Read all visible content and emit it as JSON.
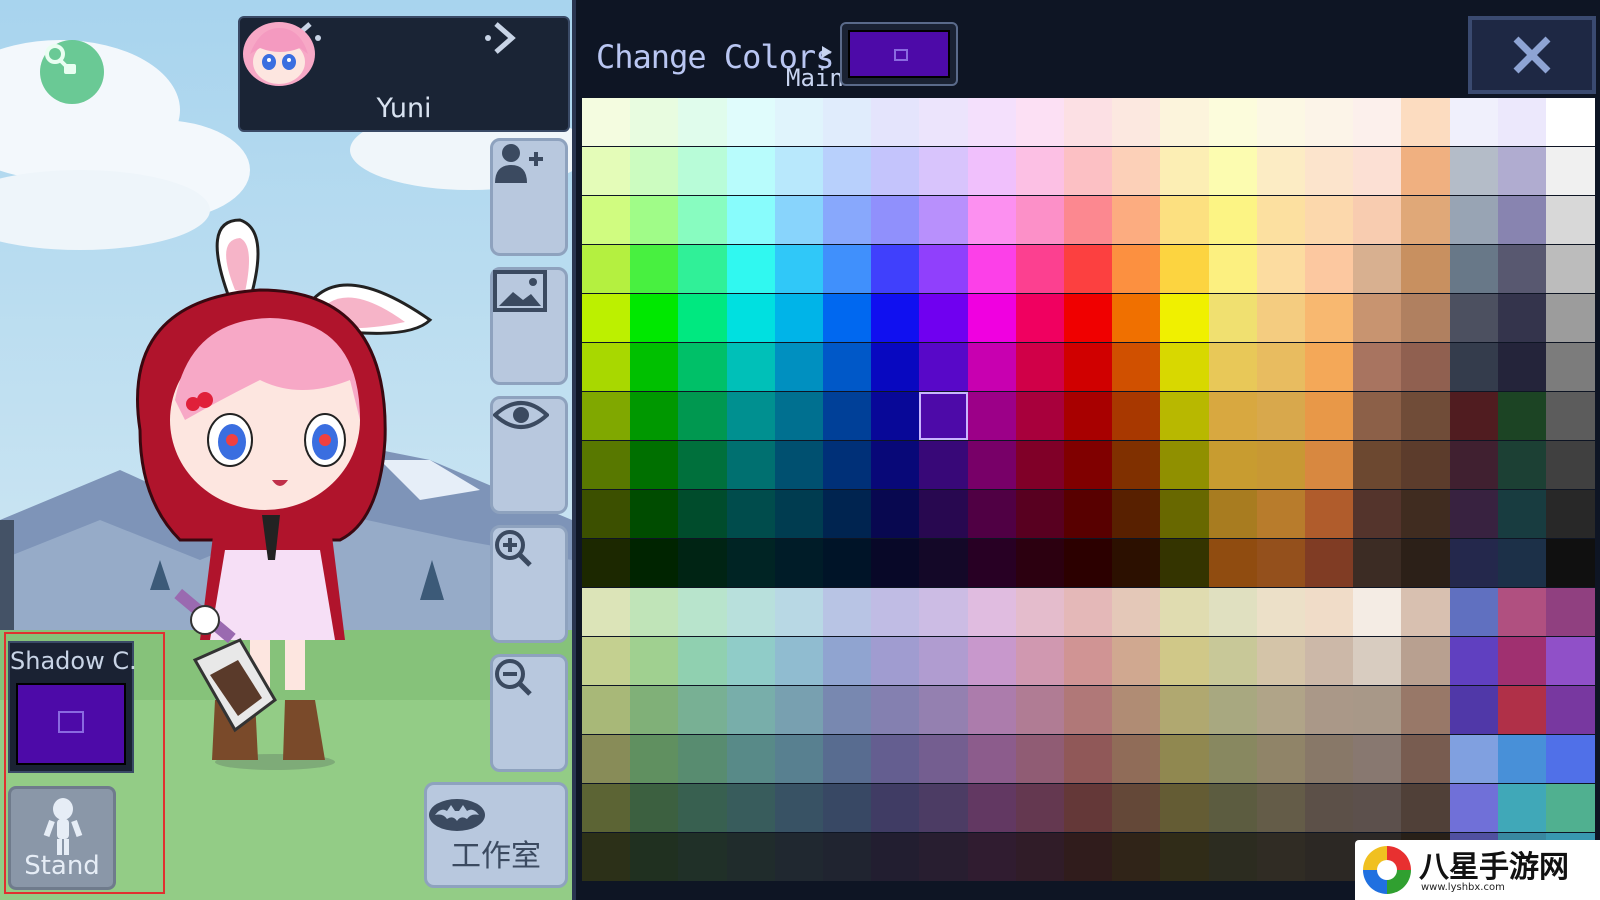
{
  "character": {
    "name": "Yuni",
    "prev_icon": "chevron-left-icon",
    "next_icon": "chevron-right-icon"
  },
  "sidebar": {
    "buttons": [
      {
        "icon": "add-person-icon"
      },
      {
        "icon": "background-image-icon"
      },
      {
        "icon": "eye-icon"
      },
      {
        "icon": "zoom-in-icon"
      },
      {
        "icon": "zoom-out-icon"
      }
    ],
    "studio_label": "工作室",
    "studio_icon": "bat-icon"
  },
  "shadow_color": {
    "title": "Shadow C.",
    "color": "#4d0aa8"
  },
  "pose": {
    "label": "Stand",
    "icon": "person-stand-icon"
  },
  "color_panel": {
    "title": "Change Colors",
    "target_label": "Main",
    "current_color": "#4d0aa8",
    "close_label": "X",
    "selected": {
      "row": 6,
      "col": 7
    },
    "rows": [
      [
        "#f4fce0",
        "#e8fce0",
        "#e0fcec",
        "#e0fcfc",
        "#e0f4fc",
        "#e0ecfc",
        "#e4e4fc",
        "#ece4fc",
        "#f4e0fc",
        "#fce0f4",
        "#fce0e4",
        "#fce8e0",
        "#fcf4dc",
        "#fcfcdc",
        "#fcf8e4",
        "#fcf4e8",
        "#fcf0ec",
        "#fcdcc0",
        "#f0f0fc",
        "#ece8fc",
        "#ffffff"
      ],
      [
        "#e4fcb8",
        "#ccfcc0",
        "#b8fcd8",
        "#b8fcfc",
        "#b8e8fc",
        "#b8d0fc",
        "#c4c4fc",
        "#d8c4fc",
        "#f0c0fc",
        "#fcc0e4",
        "#fcc0c4",
        "#fcd0b8",
        "#fceeb4",
        "#fcfcb0",
        "#fcecc4",
        "#fce4cc",
        "#fce0d4",
        "#f0b080",
        "#b4bcc8",
        "#b0acd0",
        "#f0f0f0"
      ],
      [
        "#d0fc80",
        "#a0fc88",
        "#88fcc0",
        "#88fcfc",
        "#88d4fc",
        "#88a8fc",
        "#9090fc",
        "#b890fc",
        "#fc90f0",
        "#fc90c8",
        "#fc8890",
        "#fcac80",
        "#fce080",
        "#fcf484",
        "#fce0a0",
        "#fcd8ac",
        "#f8ccb0",
        "#e0a878",
        "#98a4b4",
        "#8884b0",
        "#d8d8d8"
      ],
      [
        "#b4f040",
        "#48f040",
        "#30f098",
        "#30f8f0",
        "#30c8f8",
        "#4090fc",
        "#4040fc",
        "#9040fc",
        "#fc40e8",
        "#fc4090",
        "#fc4040",
        "#fc9040",
        "#fcd440",
        "#fcf080",
        "#fcdca0",
        "#fcc8a0",
        "#d8b090",
        "#c89060",
        "#687888",
        "#585870",
        "#bcbcbc"
      ],
      [
        "#bcf000",
        "#00e800",
        "#00e880",
        "#00e0e0",
        "#00b4e8",
        "#0068f0",
        "#1010f0",
        "#7000f0",
        "#f000e0",
        "#f00060",
        "#f00000",
        "#f07000",
        "#f0f000",
        "#f0e070",
        "#f4cc80",
        "#f8b870",
        "#c89470",
        "#b08060",
        "#4c5060",
        "#34344c",
        "#9c9c9c"
      ],
      [
        "#a8d800",
        "#00c000",
        "#00c068",
        "#00c0b8",
        "#0090c0",
        "#0058c8",
        "#0808c0",
        "#5808c8",
        "#c800b0",
        "#d00048",
        "#d00000",
        "#d05000",
        "#d8d800",
        "#e8c858",
        "#e8bc60",
        "#f4a858",
        "#a87460",
        "#906050",
        "#343c4c",
        "#24243a",
        "#7c7c7c"
      ],
      [
        "#80a800",
        "#009800",
        "#009850",
        "#009090",
        "#007090",
        "#004098",
        "#080898",
        "#4808a0",
        "#9c0088",
        "#a8003c",
        "#a80000",
        "#a83800",
        "#b8b800",
        "#d8a840",
        "#d8a84c",
        "#e89848",
        "#8c6048",
        "#704c38",
        "#501c20",
        "#1c4424",
        "#5c5c5c"
      ],
      [
        "#587800",
        "#007000",
        "#00703c",
        "#007070",
        "#005070",
        "#003078",
        "#080878",
        "#380878",
        "#780068",
        "#800028",
        "#800000",
        "#803000",
        "#909000",
        "#c89c30",
        "#c89834",
        "#d88840",
        "#6c4830",
        "#5c3c2c",
        "#402030",
        "#1c4034",
        "#404040"
      ],
      [
        "#3c5000",
        "#004c00",
        "#004c2c",
        "#004c4c",
        "#003c50",
        "#002450",
        "#080850",
        "#280850",
        "#500044",
        "#580020",
        "#580000",
        "#582000",
        "#686800",
        "#a87c20",
        "#b87c2c",
        "#b05c2c",
        "#54342c",
        "#402c20",
        "#382240",
        "#183c40",
        "#282828"
      ],
      [
        "#1c2800",
        "#002400",
        "#002414",
        "#002424",
        "#001c28",
        "#001428",
        "#080828",
        "#140828",
        "#280024",
        "#2c0010",
        "#2c0000",
        "#2c1000",
        "#343400",
        "#904c10",
        "#94501c",
        "#803c24",
        "#3c2c24",
        "#2c2018",
        "#24284c",
        "#1c3048",
        "#101010"
      ],
      [
        "#dce4b8",
        "#c0e4b8",
        "#b8e4cc",
        "#b8e0dc",
        "#b8d8e4",
        "#b8c4e4",
        "#c0bce4",
        "#ccbce4",
        "#e0bce0",
        "#e4bccc",
        "#e4b8b8",
        "#e4c8b8",
        "#e0dcb0",
        "#e0e0c0",
        "#ece0c8",
        "#f0dcc8",
        "#f4ece4",
        "#d8c0b0",
        "#6070c0",
        "#b05080",
        "#904080"
      ],
      [
        "#c4d090",
        "#a0d090",
        "#90d0b0",
        "#90ccc8",
        "#90bcd0",
        "#90a4d0",
        "#a09cd0",
        "#b09cd0",
        "#c898cc",
        "#d098b0",
        "#d09494",
        "#d0a890",
        "#d0c888",
        "#c8c898",
        "#d4c4a8",
        "#ccb8a8",
        "#d8ccc0",
        "#b8a090",
        "#6040c0",
        "#a03070",
        "#9050c8"
      ],
      [
        "#a8b878",
        "#80b078",
        "#78b094",
        "#78aeaa",
        "#78a0b0",
        "#7888b0",
        "#8480b0",
        "#9480b0",
        "#ac7cac",
        "#b07c94",
        "#b07878",
        "#b08c74",
        "#b0a870",
        "#a8a880",
        "#b0a488",
        "#aa9888",
        "#a89888",
        "#987868",
        "#5038a8",
        "#b03048",
        "#7838a0"
      ],
      [
        "#888c58",
        "#609060",
        "#588c70",
        "#588a88",
        "#588090",
        "#586c90",
        "#645e90",
        "#745e90",
        "#8c5c8c",
        "#905c74",
        "#905858",
        "#906c58",
        "#908850",
        "#888860",
        "#908468",
        "#887868",
        "#887870",
        "#785c50",
        "#80a0e0",
        "#4890d8",
        "#5070e8"
      ],
      [
        "#5c6434",
        "#3c6040",
        "#386050",
        "#385c5c",
        "#385264",
        "#384864",
        "#403c64",
        "#4c3c64",
        "#623862",
        "#643850",
        "#643838",
        "#644838",
        "#645c34",
        "#5c5c40",
        "#645c48",
        "#5c5048",
        "#5c504c",
        "#504038",
        "#7070d8",
        "#40a8b8",
        "#50b090"
      ],
      [
        "#2c3018",
        "#203020",
        "#203028",
        "#202c2c",
        "#202830",
        "#202430",
        "#221e30",
        "#281e30",
        "#301c30",
        "#301c28",
        "#301c1c",
        "#302418",
        "#302c18",
        "#2c2c20",
        "#302c24",
        "#2c2824",
        "#2c2826",
        "#282018",
        "#5050a0",
        "#3888a0",
        "#3898b0"
      ]
    ]
  },
  "watermark": {
    "text": "八星手游网",
    "url": "www.lyshbx.com"
  }
}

EXERCISE TASK: Pull out each line of the entries that contains "icon".

ANSWER TO THIS TASK:
    "prev_icon": "chevron-left-icon",
    "next_icon": "chevron-right-icon"
        "icon": "add-person-icon"
        "icon": "background-image-icon"
        "icon": "eye-icon"
        "icon": "zoom-in-icon"
        "icon": "zoom-out-icon"
    "studio_icon": "bat-icon"
    "icon": "person-stand-icon"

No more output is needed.